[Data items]
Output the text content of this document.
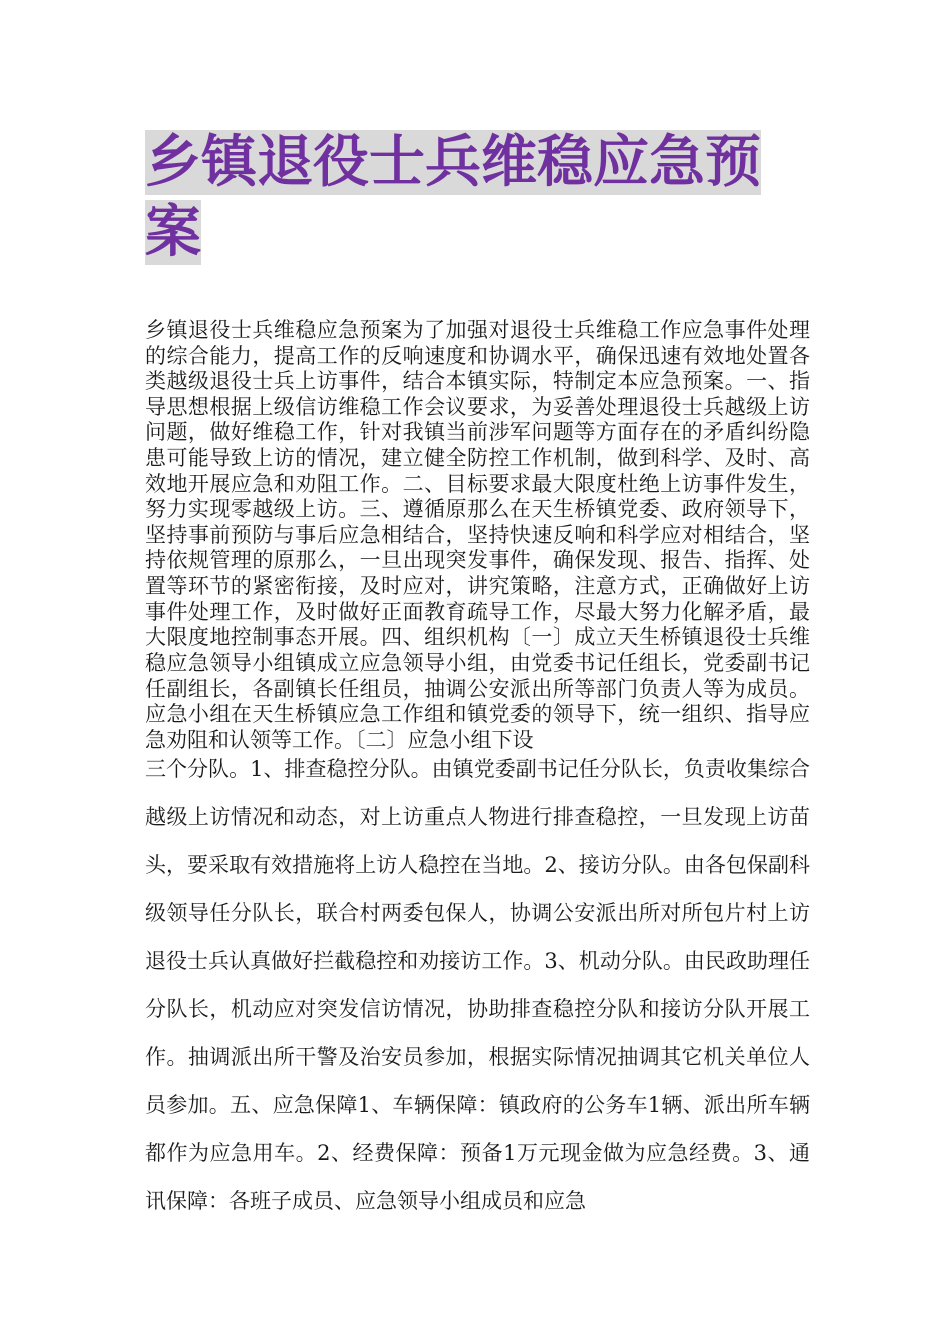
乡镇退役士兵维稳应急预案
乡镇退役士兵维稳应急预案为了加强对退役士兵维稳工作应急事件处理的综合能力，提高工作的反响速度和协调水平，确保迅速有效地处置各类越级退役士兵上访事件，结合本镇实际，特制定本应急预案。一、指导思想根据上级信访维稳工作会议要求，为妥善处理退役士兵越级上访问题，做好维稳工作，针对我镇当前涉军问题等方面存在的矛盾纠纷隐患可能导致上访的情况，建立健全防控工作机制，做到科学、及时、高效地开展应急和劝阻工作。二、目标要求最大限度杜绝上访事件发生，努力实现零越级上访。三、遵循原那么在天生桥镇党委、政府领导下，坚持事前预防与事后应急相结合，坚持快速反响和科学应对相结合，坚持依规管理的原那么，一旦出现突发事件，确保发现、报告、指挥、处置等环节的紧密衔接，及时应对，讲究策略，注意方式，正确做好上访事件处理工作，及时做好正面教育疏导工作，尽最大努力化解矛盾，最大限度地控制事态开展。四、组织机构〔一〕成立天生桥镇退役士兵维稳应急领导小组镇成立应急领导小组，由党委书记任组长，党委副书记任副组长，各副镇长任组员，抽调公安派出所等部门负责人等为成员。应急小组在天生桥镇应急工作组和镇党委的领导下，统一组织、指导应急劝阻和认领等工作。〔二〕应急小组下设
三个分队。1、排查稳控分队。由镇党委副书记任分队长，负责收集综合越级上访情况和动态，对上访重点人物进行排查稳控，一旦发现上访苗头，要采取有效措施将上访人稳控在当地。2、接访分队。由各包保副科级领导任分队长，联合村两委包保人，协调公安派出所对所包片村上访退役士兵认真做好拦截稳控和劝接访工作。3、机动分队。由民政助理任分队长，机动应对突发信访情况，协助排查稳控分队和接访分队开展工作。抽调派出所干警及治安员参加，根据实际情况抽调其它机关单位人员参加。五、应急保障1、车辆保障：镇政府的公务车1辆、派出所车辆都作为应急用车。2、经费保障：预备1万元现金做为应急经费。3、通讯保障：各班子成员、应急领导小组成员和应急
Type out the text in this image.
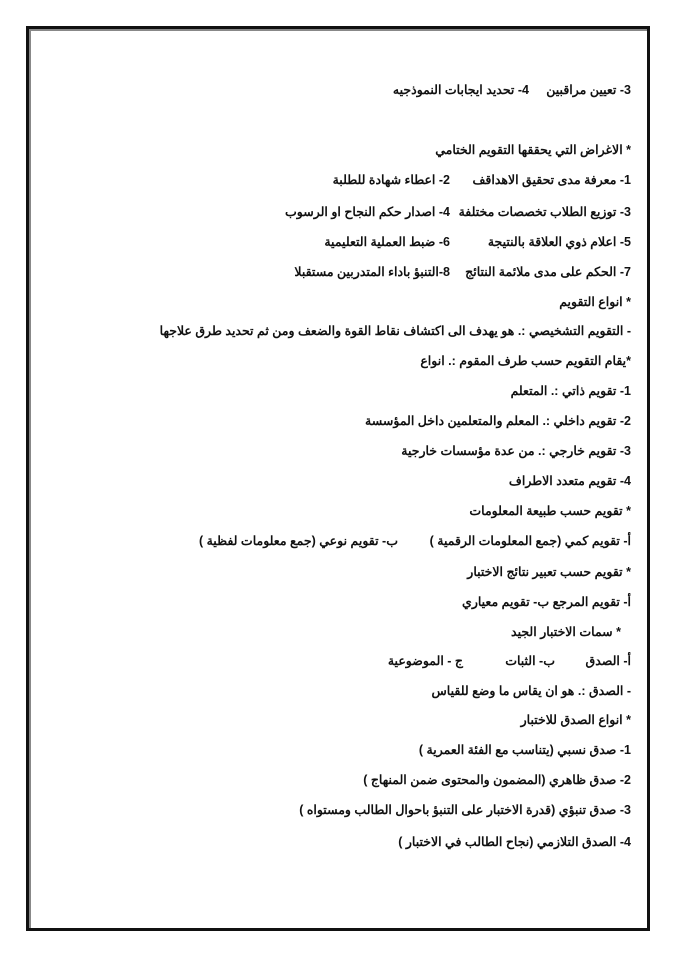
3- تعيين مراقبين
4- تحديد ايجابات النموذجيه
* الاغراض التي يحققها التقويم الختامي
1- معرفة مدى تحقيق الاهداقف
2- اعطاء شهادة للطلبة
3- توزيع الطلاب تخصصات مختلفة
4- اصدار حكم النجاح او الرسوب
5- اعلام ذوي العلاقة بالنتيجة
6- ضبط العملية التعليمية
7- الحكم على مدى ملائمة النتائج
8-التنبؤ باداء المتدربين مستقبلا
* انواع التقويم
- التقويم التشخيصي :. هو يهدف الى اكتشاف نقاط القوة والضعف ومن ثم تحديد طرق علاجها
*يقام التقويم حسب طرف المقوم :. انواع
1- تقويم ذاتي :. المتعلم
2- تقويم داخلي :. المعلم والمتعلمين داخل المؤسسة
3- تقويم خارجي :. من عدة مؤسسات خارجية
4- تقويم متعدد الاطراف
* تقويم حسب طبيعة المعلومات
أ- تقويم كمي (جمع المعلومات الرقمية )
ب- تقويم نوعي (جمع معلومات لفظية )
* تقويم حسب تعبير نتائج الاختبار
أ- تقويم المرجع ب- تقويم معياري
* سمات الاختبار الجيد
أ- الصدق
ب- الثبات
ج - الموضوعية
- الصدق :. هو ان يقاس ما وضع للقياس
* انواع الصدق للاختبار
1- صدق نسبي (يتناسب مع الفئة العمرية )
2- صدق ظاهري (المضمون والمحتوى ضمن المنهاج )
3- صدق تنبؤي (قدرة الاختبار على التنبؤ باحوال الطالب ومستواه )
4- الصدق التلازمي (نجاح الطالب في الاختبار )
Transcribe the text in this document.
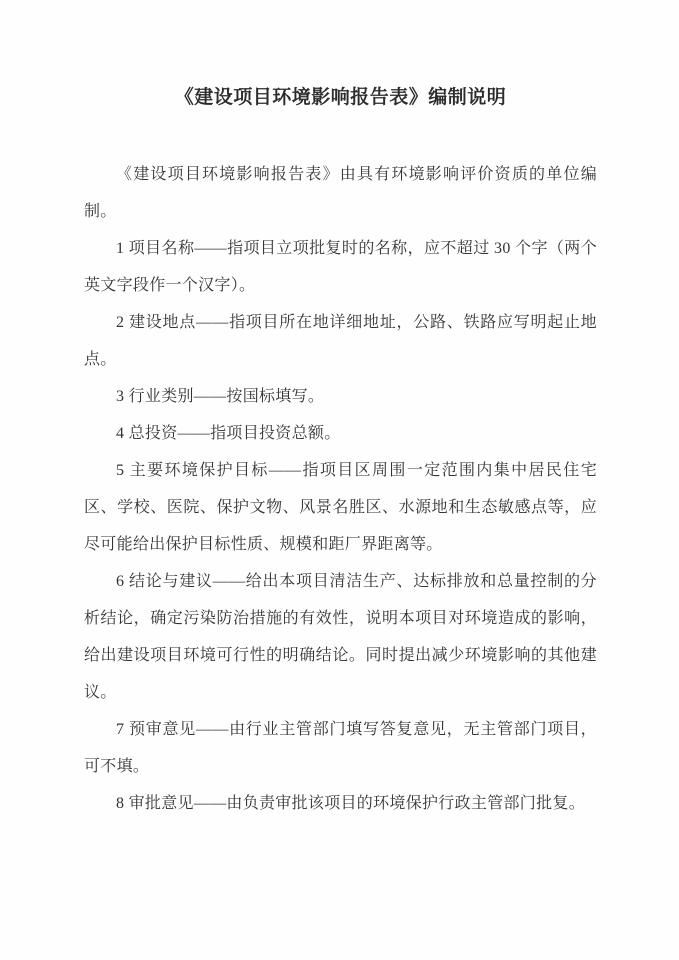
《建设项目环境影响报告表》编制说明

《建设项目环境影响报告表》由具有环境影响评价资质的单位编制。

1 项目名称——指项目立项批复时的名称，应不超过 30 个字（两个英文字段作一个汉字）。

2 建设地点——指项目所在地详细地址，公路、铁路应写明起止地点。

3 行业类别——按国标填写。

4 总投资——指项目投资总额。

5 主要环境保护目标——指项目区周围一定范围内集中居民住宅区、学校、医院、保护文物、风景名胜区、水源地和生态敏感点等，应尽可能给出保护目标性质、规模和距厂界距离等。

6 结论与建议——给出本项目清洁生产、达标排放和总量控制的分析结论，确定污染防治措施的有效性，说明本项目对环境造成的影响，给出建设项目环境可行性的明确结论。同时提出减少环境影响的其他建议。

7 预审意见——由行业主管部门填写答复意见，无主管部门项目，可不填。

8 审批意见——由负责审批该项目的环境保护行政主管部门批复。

• _Given problem_:
Retype the whole listing exactly and leave the pictures out.

• _Solved problem_:
Output the text content of this document.
乡镇退役士兵维稳应急预案
乡镇退役士兵维稳应急预案为了加强对退役士兵维稳工作应急事件处理的综合能力，提高工作的反响速度和协调水平，确保迅速有效地处置各类越级退役士兵上访事件，结合本镇实际，特制定本应急预案。一、指导思想根据上级信访维稳工作会议要求，为妥善处理退役士兵越级上访问题，做好维稳工作，针对我镇当前涉军问题等方面存在的矛盾纠纷隐患可能导致上访的情况，建立健全防控工作机制，做到科学、及时、高效地开展应急和劝阻工作。二、目标要求最大限度杜绝上访事件发生，努力实现零越级上访。三、遵循原那么在天生桥镇党委、政府领导下，坚持事前预防与事后应急相结合，坚持快速反响和科学应对相结合，坚持依规管理的原那么，一旦出现突发事件，确保发现、报告、指挥、处置等环节的紧密衔接，及时应对，讲究策略，注意方式，正确做好上访事件处理工作，及时做好正面教育疏导工作，尽最大努力化解矛盾，最大限度地控制事态开展。四、组织机构〔一〕成立天生桥镇退役士兵维稳应急领导小组镇成立应急领导小组，由党委书记任组长，党委副书记任副组长，各副镇长任组员，抽调公安派出所等部门负责人等为成员。应急小组在天生桥镇应急工作组和镇党委的领导下，统一组织、指导应急劝阻和认领等工作。〔二〕应急小组下设
三个分队。1、排查稳控分队。由镇党委副书记任分队长，负责收集综合越级上访情况和动态，对上访重点人物进行排查稳控，一旦发现上访苗头，要采取有效措施将上访人稳控在当地。2、接访分队。由各包保副科级领导任分队长，联合村两委包保人，协调公安派出所对所包片村上访退役士兵认真做好拦截稳控和劝接访工作。3、机动分队。由民政助理任分队长，机动应对突发信访情况，协助排查稳控分队和接访分队开展工作。抽调派出所干警及治安员参加，根据实际情况抽调其它机关单位人员参加。五、应急保障1、车辆保障：镇政府的公务车1辆、派出所车辆都作为应急用车。2、经费保障：预备1万元现金做为应急经费。3、通讯保障：各班子成员、应急领导小组成员和应急
Type out the text in this image.
3- تعيين مراقبين
4- تحديد ايجابات النموذجيه
* الاغراض التي يحققها التقويم الختامي
1- معرفة مدى تحقيق الاهداقف
2- اعطاء شهادة للطلبة
3- توزيع الطلاب تخصصات مختلفة
4- اصدار حكم النجاح او الرسوب
5- اعلام ذوي العلاقة بالنتيجة
6- ضبط العملية التعليمية
7- الحكم على مدى ملائمة النتائج
8-التنبؤ باداء المتدربين مستقبلا
* انواع التقويم
- التقويم التشخيصي :. هو يهدف الى اكتشاف نقاط القوة والضعف ومن ثم تحديد طرق علاجها
*يقام التقويم حسب طرف المقوم :. انواع
1- تقويم ذاتي :. المتعلم
2- تقويم داخلي :. المعلم والمتعلمين داخل المؤسسة
3- تقويم خارجي :. من عدة مؤسسات خارجية
4- تقويم متعدد الاطراف
* تقويم حسب طبيعة المعلومات
أ- تقويم كمي (جمع المعلومات الرقمية )
ب- تقويم نوعي (جمع معلومات لفظية )
* تقويم حسب تعبير نتائج الاختبار
أ- تقويم المرجع ب- تقويم معياري
* سمات الاختبار الجيد
أ- الصدق
ب- الثبات
ج - الموضوعية
- الصدق :. هو ان يقاس ما وضع للقياس
* انواع الصدق للاختبار
1- صدق نسبي (يتناسب مع الفئة العمرية )
2- صدق ظاهري (المضمون والمحتوى ضمن المنهاج )
3- صدق تنبؤي (قدرة الاختبار على التنبؤ باحوال الطالب ومستواه )
4- الصدق التلازمي (نجاح الطالب في الاختبار )
Transcribe the text in this document.
《建设项目环境影响报告表》编制说明

《建设项目环境影响报告表》由具有环境影响评价资质的单位编制。

1 项目名称——指项目立项批复时的名称，应不超过 30 个字（两个英文字段作一个汉字）。

2 建设地点——指项目所在地详细地址，公路、铁路应写明起止地点。

3 行业类别——按国标填写。

4 总投资——指项目投资总额。

5 主要环境保护目标——指项目区周围一定范围内集中居民住宅区、学校、医院、保护文物、风景名胜区、水源地和生态敏感点等，应尽可能给出保护目标性质、规模和距厂界距离等。

6 结论与建议——给出本项目清洁生产、达标排放和总量控制的分析结论，确定污染防治措施的有效性，说明本项目对环境造成的影响，给出建设项目环境可行性的明确结论。同时提出减少环境影响的其他建议。

7 预审意见——由行业主管部门填写答复意见，无主管部门项目，可不填。

8 审批意见——由负责审批该项目的环境保护行政主管部门批复。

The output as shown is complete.